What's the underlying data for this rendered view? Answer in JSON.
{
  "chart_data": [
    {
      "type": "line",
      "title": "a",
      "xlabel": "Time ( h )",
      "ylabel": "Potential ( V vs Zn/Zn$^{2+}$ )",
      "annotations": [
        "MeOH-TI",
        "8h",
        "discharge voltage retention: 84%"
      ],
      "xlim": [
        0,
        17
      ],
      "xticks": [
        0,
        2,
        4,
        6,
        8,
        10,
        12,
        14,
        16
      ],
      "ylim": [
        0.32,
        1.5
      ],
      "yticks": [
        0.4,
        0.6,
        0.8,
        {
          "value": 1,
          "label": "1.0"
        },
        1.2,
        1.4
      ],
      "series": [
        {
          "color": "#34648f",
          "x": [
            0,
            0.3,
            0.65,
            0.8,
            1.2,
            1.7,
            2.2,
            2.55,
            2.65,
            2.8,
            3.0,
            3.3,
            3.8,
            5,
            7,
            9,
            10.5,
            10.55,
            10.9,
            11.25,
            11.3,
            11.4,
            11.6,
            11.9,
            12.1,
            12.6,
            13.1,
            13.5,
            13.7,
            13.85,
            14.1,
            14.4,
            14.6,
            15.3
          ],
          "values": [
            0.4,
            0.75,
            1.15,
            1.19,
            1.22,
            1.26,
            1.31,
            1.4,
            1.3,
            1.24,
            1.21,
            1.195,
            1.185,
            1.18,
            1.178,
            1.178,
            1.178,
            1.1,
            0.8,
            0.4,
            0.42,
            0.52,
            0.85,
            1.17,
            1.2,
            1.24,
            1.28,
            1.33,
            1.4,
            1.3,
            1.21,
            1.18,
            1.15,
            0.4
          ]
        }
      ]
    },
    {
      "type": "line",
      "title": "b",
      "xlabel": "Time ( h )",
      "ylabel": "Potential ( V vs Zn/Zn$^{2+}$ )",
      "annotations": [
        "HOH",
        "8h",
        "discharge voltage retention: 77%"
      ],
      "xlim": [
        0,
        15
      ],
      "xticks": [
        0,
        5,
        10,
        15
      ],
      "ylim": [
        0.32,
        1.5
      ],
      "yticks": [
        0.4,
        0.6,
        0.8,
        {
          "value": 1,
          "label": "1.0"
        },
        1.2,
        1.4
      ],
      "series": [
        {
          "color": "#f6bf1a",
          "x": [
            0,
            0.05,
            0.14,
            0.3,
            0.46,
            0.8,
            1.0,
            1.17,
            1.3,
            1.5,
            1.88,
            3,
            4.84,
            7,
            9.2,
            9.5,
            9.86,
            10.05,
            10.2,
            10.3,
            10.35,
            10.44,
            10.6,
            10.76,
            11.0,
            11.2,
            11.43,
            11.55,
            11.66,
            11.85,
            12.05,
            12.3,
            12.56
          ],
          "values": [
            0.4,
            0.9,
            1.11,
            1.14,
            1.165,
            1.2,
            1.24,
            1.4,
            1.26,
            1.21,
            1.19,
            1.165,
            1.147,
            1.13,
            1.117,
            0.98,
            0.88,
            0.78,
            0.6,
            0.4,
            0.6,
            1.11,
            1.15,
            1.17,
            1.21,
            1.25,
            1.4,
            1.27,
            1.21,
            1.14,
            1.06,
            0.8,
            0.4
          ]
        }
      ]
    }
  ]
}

WHAT IS EXPECTED
Check each line of the entries above, and show every one holding the word "voltage".

EXPECTED ANSWER
        "discharge voltage retention: 84%"
        "discharge voltage retention: 77%"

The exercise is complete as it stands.